# Task directions
Write out the records that appear below, verbatim and complete, but without pictures.

# Input
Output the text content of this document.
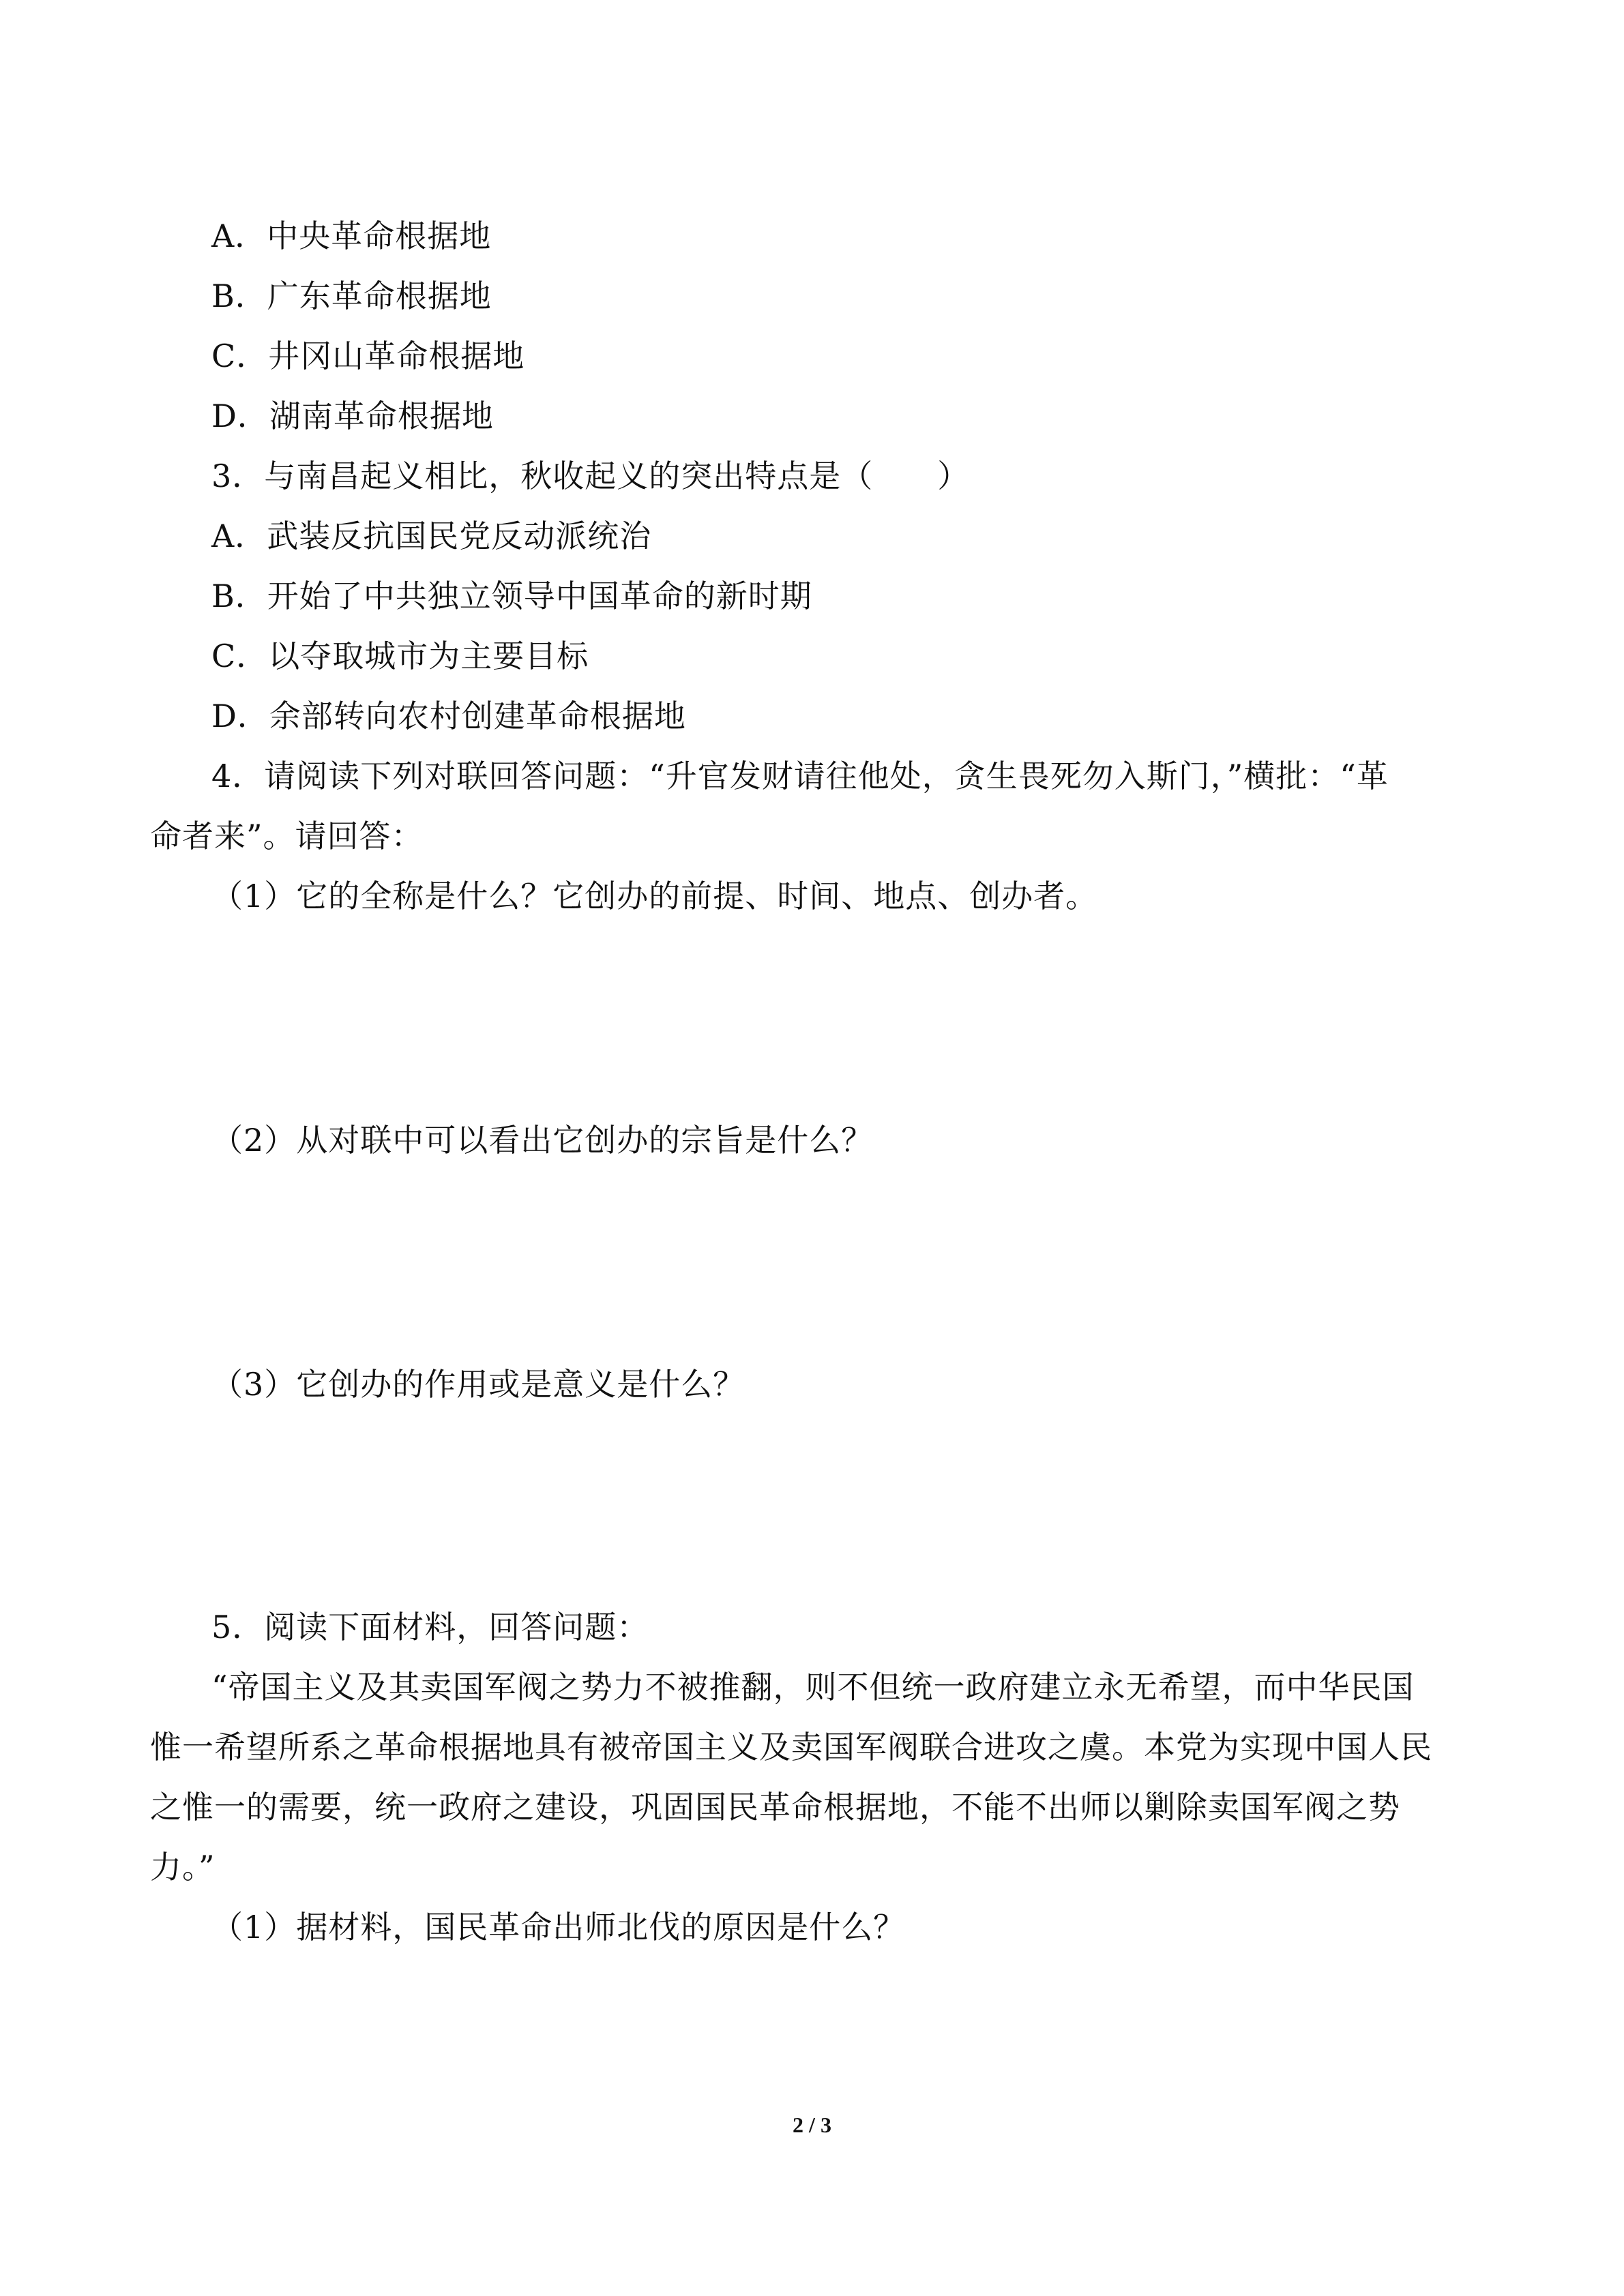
A．中央革命根据地
B．广东革命根据地
C．井冈山革命根据地
D．湖南革命根据地
3．与南昌起义相比，秋收起义的突出特点是（　　）
A．武装反抗国民党反动派统治
B．开始了中共独立领导中国革命的新时期
C．以夺取城市为主要目标
D．余部转向农村创建革命根据地
4．请阅读下列对联回答问题：“升官发财请往他处，贪生畏死勿入斯门，”横批：“革
命者来”。请回答：
（1）它的全称是什么？它创办的前提、时间、地点、创办者。
（2）从对联中可以看出它创办的宗旨是什么？
（3）它创办的作用或是意义是什么？
5．阅读下面材料，回答问题：
“帝国主义及其卖国军阀之势力不被推翻，则不但统一政府建立永无希望，而中华民国
惟一希望所系之革命根据地具有被帝国主义及卖国军阀联合进攻之虞。本党为实现中国人民
之惟一的需要，统一政府之建设，巩固国民革命根据地，不能不出师以剿除卖国军阀之势
力。”
（1）据材料，国民革命出师北伐的原因是什么？
2 / 3
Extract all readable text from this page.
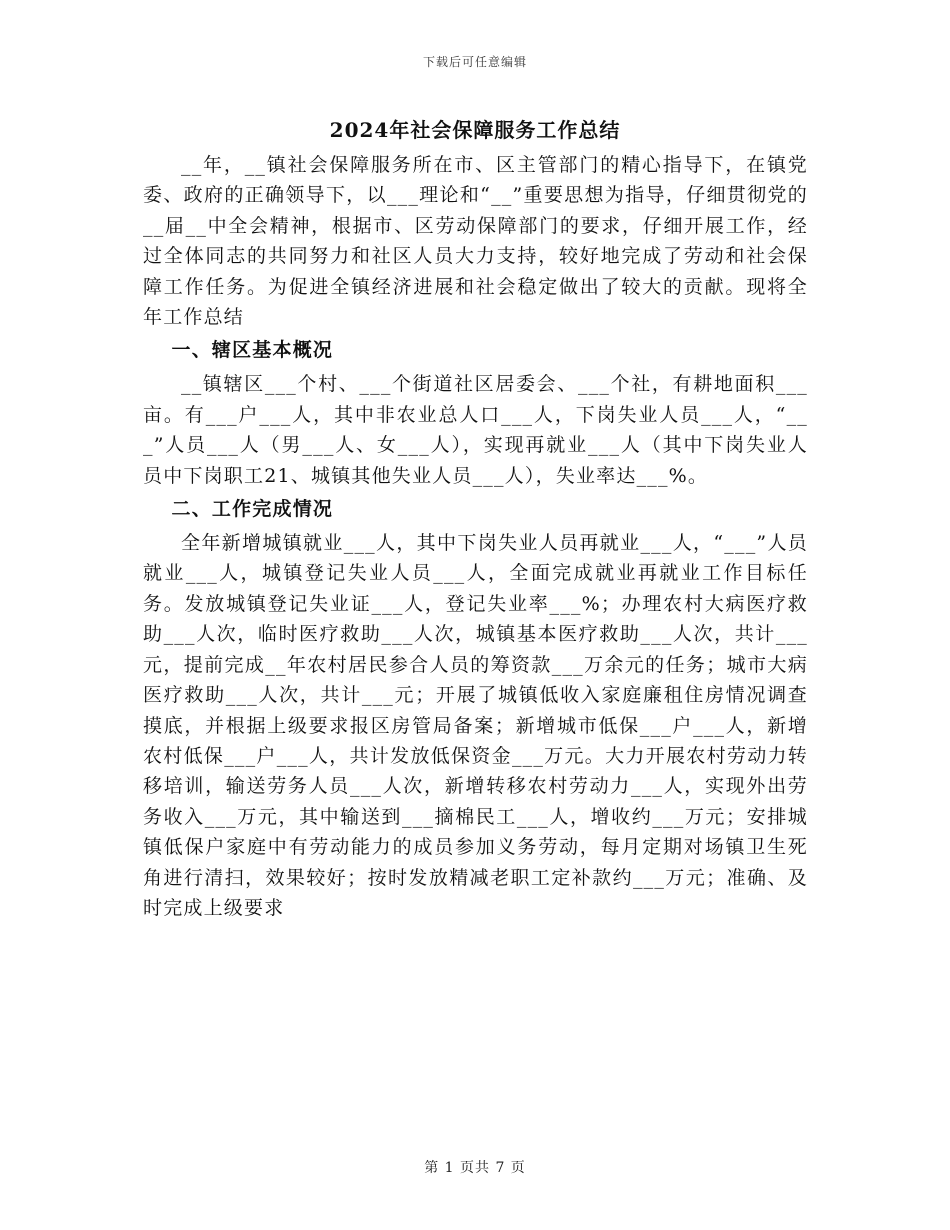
下载后可任意编辑
2024年社会保障服务工作总结

__年，__镇社会保障服务所在市、区主管部门的精心指导下，在镇党委、政府的正确领导下，以___理论和“__”重要思想为指导，仔细贯彻党的__届__中全会精神，根据市、区劳动保障部门的要求，仔细开展工作，经过全体同志的共同努力和社区人员大力支持，较好地完成了劳动和社会保障工作任务。为促进全镇经济进展和社会稳定做出了较大的贡献。现将全年工作总结

一、辖区基本概况

__镇辖区___个村、___个街道社区居委会、___个社，有耕地面积___亩。有___户___人，其中非农业总人口___人，下岗失业人员___人，“___”人员___人（男___人、女___人），实现再就业___人（其中下岗失业人员中下岗职工21、城镇其他失业人员___人），失业率达___%。

二、工作完成情况

全年新增城镇就业___人，其中下岗失业人员再就业___人，“___”人员就业___人，城镇登记失业人员___人，全面完成就业再就业工作目标任务。发放城镇登记失业证___人，登记失业率___%；办理农村大病医疗救助___人次，临时医疗救助___人次，城镇基本医疗救助___人次，共计___元，提前完成__年农村居民参合人员的筹资款___万余元的任务；城市大病医疗救助___人次，共计___元；开展了城镇低收入家庭廉租住房情况调查摸底，并根据上级要求报区房管局备案；新增城市低保___户___人，新增农村低保___户___人，共计发放低保资金___万元。大力开展农村劳动力转移培训，输送劳务人员___人次，新增转移农村劳动力___人，实现外出劳务收入___万元，其中输送到___摘棉民工___人，增收约___万元；安排城镇低保户家庭中有劳动能力的成员参加义务劳动，每月定期对场镇卫生死角进行清扫，效果较好；按时发放精减老职工定补款约___万元；准确、及时完成上级要求

第 1 页共 7 页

# Reply to the task
Output the text content of this document.
A．中央革命根据地
B．广东革命根据地
C．井冈山革命根据地
D．湖南革命根据地
3．与南昌起义相比，秋收起义的突出特点是（　　）
A．武装反抗国民党反动派统治
B．开始了中共独立领导中国革命的新时期
C．以夺取城市为主要目标
D．余部转向农村创建革命根据地
4．请阅读下列对联回答问题：“升官发财请往他处，贪生畏死勿入斯门，”横批：“革
命者来”。请回答：
（1）它的全称是什么？它创办的前提、时间、地点、创办者。
（2）从对联中可以看出它创办的宗旨是什么？
（3）它创办的作用或是意义是什么？
5．阅读下面材料，回答问题：
“帝国主义及其卖国军阀之势力不被推翻，则不但统一政府建立永无希望，而中华民国
惟一希望所系之革命根据地具有被帝国主义及卖国军阀联合进攻之虞。本党为实现中国人民
之惟一的需要，统一政府之建设，巩固国民革命根据地，不能不出师以剿除卖国军阀之势
力。”
（1）据材料，国民革命出师北伐的原因是什么？
2 / 3
Extract all readable text from this page.
下载后可任意编辑
2024年社会保障服务工作总结

__年，__镇社会保障服务所在市、区主管部门的精心指导下，在镇党委、政府的正确领导下，以___理论和“__”重要思想为指导，仔细贯彻党的__届__中全会精神，根据市、区劳动保障部门的要求，仔细开展工作，经过全体同志的共同努力和社区人员大力支持，较好地完成了劳动和社会保障工作任务。为促进全镇经济进展和社会稳定做出了较大的贡献。现将全年工作总结

一、辖区基本概况

__镇辖区___个村、___个街道社区居委会、___个社，有耕地面积___亩。有___户___人，其中非农业总人口___人，下岗失业人员___人，“___”人员___人（男___人、女___人），实现再就业___人（其中下岗失业人员中下岗职工21、城镇其他失业人员___人），失业率达___%。

二、工作完成情况

全年新增城镇就业___人，其中下岗失业人员再就业___人，“___”人员就业___人，城镇登记失业人员___人，全面完成就业再就业工作目标任务。发放城镇登记失业证___人，登记失业率___%；办理农村大病医疗救助___人次，临时医疗救助___人次，城镇基本医疗救助___人次，共计___元，提前完成__年农村居民参合人员的筹资款___万余元的任务；城市大病医疗救助___人次，共计___元；开展了城镇低收入家庭廉租住房情况调查摸底，并根据上级要求报区房管局备案；新增城市低保___户___人，新增农村低保___户___人，共计发放低保资金___万元。大力开展农村劳动力转移培训，输送劳务人员___人次，新增转移农村劳动力___人，实现外出劳务收入___万元，其中输送到___摘棉民工___人，增收约___万元；安排城镇低保户家庭中有劳动能力的成员参加义务劳动，每月定期对场镇卫生死角进行清扫，效果较好；按时发放精减老职工定补款约___万元；准确、及时完成上级要求

第 1 页共 7 页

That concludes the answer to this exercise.